Source material.
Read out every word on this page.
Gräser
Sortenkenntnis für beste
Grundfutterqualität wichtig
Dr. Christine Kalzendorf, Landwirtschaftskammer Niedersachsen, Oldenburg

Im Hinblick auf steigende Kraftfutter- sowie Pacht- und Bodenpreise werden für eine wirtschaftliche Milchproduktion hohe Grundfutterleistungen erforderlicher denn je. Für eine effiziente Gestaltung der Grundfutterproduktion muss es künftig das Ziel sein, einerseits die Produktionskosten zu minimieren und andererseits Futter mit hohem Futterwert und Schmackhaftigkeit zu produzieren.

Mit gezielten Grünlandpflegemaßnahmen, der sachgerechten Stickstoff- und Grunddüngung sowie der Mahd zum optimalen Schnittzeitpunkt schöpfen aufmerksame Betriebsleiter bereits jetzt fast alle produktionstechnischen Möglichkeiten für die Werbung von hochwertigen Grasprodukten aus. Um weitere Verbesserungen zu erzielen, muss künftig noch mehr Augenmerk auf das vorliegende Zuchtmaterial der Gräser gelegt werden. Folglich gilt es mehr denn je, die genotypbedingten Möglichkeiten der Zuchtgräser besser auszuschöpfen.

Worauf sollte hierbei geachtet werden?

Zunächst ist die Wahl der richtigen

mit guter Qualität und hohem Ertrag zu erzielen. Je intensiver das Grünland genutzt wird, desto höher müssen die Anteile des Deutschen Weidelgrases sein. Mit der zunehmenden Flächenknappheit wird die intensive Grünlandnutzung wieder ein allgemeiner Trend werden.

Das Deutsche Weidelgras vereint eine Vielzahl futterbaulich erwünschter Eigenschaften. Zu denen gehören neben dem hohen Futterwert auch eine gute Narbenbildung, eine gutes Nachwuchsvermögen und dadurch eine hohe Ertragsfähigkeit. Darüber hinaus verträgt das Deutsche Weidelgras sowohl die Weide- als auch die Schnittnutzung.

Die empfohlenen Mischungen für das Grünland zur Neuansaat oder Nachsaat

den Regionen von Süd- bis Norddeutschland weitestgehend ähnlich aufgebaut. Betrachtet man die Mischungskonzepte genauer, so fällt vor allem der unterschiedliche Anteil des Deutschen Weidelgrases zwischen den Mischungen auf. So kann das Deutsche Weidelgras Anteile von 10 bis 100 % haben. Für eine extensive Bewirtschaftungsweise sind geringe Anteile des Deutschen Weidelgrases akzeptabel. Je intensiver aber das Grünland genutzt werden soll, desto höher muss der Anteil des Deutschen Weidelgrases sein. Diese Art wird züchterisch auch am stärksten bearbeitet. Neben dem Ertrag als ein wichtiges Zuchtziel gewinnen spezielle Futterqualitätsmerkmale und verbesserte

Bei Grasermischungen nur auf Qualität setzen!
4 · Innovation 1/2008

Task brief. All of the material above needs to be retyped word for word.

Task response.
Read out every word on this page.
Gräser
Sortenkenntnis für beste
Grundfutterqualität wichtig
Dr. Christine Kalzendorf, Landwirtschaftskammer Niedersachsen, Oldenburg

Im Hinblick auf steigende Kraftfutter- sowie Pacht- und Bodenpreise werden für eine wirtschaftliche Milchproduktion hohe Grundfutterleistungen erforderlicher denn je. Für eine effiziente Gestaltung der Grundfutterproduktion muss es künftig das Ziel sein, einerseits die Produktionskosten zu minimieren und andererseits Futter mit hohem Futterwert und Schmackhaftigkeit zu produzieren.

Mit gezielten Grünlandpflegemaßnahmen, der sachgerechten Stickstoff- und Grunddüngung sowie der Mahd zum optimalen Schnittzeitpunkt schöpfen aufmerksame Betriebsleiter bereits jetzt fast alle produktionstechnischen Möglichkeiten für die Werbung von hochwertigen Grasprodukten aus. Um weitere Verbesserungen zu erzielen, muss künftig noch mehr Augenmerk auf das vorliegende Zuchtmaterial der Gräser gelegt werden. Folglich gilt es mehr denn je, die genotypbedingten Möglichkeiten der Zuchtgräser besser auszuschöpfen.

Worauf sollte hierbei geachtet werden?

Zunächst ist die Wahl der richtigen

mit guter Qualität und hohem Ertrag zu erzielen. Je intensiver das Grünland genutzt wird, desto höher müssen die Anteile des Deutschen Weidelgrases sein. Mit der zunehmenden Flächenknappheit wird die intensive Grünlandnutzung wieder ein allgemeiner Trend werden.

Das Deutsche Weidelgras vereint eine Vielzahl futterbaulich erwünschter Eigenschaften. Zu denen gehören neben dem hohen Futterwert auch eine gute Narbenbildung, eine gutes Nachwuchsvermögen und dadurch eine hohe Ertragsfähigkeit. Darüber hinaus verträgt das Deutsche Weidelgras sowohl die Weide- als auch die Schnittnutzung.

Die empfohlenen Mischungen für das Grünland zur Neuansaat oder Nachsaat

den Regionen von Süd- bis Norddeutschland weitestgehend ähnlich aufgebaut. Betrachtet man die Mischungskonzepte genauer, so fällt vor allem der unterschiedliche Anteil des Deutschen Weidelgrases zwischen den Mischungen auf. So kann das Deutsche Weidelgras Anteile von 10 bis 100 % haben. Für eine extensive Bewirtschaftungsweise sind geringe Anteile des Deutschen Weidelgrases akzeptabel. Je intensiver aber das Grünland genutzt werden soll, desto höher muss der Anteil des Deutschen Weidelgrases sein. Diese Art wird züchterisch auch am stärksten bearbeitet. Neben dem Ertrag als ein wichtiges Zuchtziel gewinnen spezielle Futterqualitätsmerkmale und verbesserte

Bei Grasermischungen nur auf Qualität setzen!
4 · Innovation 1/2008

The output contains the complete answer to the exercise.